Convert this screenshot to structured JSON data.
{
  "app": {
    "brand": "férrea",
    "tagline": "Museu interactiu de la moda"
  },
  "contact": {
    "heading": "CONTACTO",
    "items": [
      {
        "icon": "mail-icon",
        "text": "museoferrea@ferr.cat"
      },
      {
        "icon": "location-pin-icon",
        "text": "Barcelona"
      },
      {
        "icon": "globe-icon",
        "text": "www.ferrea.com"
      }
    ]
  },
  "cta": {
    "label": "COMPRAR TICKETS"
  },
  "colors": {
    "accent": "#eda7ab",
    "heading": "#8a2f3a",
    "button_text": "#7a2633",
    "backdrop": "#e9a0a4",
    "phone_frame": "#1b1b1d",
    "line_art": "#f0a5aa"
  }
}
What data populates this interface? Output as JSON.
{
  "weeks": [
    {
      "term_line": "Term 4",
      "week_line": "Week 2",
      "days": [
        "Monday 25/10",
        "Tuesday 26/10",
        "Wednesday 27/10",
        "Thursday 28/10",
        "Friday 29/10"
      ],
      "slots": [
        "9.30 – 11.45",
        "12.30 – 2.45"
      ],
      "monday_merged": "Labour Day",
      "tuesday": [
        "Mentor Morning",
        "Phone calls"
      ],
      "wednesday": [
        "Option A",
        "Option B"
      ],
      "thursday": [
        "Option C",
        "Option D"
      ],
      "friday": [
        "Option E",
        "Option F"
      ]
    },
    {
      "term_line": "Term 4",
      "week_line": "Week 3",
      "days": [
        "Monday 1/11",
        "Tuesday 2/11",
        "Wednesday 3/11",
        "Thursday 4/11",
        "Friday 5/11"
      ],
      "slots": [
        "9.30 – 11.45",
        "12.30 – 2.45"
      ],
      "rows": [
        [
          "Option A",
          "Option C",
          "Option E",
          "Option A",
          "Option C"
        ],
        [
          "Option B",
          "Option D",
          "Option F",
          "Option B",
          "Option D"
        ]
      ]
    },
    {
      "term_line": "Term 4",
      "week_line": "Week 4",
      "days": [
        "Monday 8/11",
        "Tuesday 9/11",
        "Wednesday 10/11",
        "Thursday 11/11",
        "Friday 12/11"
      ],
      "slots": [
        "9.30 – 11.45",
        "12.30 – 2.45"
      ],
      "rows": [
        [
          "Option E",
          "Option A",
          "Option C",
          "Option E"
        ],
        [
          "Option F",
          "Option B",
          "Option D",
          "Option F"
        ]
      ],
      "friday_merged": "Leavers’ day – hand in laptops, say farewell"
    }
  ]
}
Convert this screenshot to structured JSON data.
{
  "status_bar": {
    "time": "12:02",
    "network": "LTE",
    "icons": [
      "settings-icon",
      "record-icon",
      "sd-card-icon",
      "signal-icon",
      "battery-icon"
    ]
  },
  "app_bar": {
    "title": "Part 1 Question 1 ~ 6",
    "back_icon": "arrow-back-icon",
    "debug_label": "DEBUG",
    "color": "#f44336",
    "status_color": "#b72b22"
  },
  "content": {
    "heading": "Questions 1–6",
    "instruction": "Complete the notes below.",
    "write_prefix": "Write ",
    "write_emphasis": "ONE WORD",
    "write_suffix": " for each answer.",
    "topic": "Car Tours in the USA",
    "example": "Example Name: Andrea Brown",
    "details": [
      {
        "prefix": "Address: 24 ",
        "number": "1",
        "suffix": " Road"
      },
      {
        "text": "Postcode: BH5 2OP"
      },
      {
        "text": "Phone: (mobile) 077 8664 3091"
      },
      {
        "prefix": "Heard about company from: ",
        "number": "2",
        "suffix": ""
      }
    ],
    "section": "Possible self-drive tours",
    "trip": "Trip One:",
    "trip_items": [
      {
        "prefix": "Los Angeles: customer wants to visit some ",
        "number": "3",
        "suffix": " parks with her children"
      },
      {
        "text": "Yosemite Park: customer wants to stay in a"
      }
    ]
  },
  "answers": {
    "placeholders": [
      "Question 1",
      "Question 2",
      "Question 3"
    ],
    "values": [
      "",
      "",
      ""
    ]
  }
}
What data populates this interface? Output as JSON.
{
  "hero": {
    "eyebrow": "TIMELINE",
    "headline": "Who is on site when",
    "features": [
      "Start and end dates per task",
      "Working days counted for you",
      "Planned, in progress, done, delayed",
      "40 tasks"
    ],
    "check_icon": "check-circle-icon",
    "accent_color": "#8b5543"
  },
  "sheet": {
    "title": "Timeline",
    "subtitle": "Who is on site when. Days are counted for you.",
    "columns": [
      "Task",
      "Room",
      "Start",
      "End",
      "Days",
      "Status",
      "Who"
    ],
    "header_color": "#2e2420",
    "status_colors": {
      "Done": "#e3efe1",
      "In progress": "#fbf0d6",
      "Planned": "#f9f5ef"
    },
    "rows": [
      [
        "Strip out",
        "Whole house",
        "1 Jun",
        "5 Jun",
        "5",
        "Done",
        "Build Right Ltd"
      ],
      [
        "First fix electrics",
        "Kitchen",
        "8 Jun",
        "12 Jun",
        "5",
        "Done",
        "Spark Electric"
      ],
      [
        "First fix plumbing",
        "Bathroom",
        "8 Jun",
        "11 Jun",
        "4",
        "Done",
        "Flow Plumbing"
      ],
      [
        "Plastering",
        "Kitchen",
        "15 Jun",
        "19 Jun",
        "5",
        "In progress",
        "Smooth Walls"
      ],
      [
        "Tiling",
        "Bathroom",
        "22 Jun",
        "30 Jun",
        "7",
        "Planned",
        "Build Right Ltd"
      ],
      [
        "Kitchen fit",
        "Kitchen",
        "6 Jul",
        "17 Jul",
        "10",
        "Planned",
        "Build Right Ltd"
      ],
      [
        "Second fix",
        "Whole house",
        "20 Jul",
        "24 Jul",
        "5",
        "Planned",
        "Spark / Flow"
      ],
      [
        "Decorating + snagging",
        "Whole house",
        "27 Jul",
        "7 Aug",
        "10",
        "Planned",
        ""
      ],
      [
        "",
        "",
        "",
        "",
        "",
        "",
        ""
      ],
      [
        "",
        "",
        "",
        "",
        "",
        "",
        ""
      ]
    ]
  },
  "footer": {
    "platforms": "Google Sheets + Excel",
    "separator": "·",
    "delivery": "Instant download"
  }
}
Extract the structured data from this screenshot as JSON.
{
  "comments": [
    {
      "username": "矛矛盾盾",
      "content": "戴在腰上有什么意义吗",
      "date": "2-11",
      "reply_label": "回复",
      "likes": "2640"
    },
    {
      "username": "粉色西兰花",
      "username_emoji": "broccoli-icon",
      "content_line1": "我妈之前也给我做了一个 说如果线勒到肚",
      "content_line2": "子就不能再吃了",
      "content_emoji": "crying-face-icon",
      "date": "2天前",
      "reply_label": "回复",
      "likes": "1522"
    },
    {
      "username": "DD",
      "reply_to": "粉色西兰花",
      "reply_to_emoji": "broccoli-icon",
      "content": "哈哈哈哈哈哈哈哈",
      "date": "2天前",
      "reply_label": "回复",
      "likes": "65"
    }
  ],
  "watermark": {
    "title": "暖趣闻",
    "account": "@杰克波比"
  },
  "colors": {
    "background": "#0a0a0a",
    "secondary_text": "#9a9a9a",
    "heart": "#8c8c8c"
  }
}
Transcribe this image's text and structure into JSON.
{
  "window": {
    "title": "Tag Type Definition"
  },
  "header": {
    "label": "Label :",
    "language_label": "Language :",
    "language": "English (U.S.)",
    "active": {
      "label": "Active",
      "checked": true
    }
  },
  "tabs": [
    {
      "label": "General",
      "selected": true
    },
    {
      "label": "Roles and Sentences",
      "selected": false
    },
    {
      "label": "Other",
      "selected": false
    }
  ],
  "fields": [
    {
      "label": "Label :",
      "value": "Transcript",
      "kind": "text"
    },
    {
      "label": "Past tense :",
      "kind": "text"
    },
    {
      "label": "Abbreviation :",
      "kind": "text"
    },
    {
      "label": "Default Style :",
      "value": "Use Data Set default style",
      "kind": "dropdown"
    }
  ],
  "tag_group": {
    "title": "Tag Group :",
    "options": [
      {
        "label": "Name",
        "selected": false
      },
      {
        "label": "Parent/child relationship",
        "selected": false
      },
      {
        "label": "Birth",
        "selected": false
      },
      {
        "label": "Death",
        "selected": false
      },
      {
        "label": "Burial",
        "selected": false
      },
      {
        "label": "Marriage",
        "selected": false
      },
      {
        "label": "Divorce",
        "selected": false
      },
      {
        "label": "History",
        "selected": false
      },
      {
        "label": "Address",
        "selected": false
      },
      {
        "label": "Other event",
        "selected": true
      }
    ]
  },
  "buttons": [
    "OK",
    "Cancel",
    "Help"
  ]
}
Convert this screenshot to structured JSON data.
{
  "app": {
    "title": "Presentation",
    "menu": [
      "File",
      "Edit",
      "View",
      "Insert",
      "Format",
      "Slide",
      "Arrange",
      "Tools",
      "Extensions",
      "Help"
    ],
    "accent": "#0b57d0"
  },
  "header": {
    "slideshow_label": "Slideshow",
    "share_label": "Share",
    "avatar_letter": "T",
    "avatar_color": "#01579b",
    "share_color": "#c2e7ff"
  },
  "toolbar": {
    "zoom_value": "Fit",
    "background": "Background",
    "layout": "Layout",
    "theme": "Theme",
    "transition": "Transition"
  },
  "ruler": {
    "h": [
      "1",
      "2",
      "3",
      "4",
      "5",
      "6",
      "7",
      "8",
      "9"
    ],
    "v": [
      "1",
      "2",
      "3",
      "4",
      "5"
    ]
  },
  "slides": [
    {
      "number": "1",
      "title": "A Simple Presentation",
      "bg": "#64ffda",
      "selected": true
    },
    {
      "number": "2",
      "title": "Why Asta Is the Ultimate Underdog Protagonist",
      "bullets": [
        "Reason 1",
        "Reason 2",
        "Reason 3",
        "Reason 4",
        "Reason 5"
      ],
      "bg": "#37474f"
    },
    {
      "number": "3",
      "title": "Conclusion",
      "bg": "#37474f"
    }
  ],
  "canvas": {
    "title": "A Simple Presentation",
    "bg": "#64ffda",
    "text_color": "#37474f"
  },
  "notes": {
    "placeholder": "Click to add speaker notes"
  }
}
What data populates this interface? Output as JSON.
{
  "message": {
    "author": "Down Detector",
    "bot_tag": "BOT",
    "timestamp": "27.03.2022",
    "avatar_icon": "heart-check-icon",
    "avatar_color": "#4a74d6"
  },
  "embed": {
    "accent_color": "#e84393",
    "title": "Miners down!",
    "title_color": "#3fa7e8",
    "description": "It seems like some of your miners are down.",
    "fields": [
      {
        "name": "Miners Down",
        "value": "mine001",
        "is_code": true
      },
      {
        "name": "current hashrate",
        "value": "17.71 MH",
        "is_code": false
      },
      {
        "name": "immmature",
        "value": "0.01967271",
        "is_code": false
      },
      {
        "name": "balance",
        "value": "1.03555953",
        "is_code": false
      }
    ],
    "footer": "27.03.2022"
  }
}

━━━━━━━━━━━━━━━━

Look above for every line with the word "Reason" and copy it.

        "Reason 1",
        "Reason 2",
        "Reason 3",
        "Reason 4",
        "Reason 5"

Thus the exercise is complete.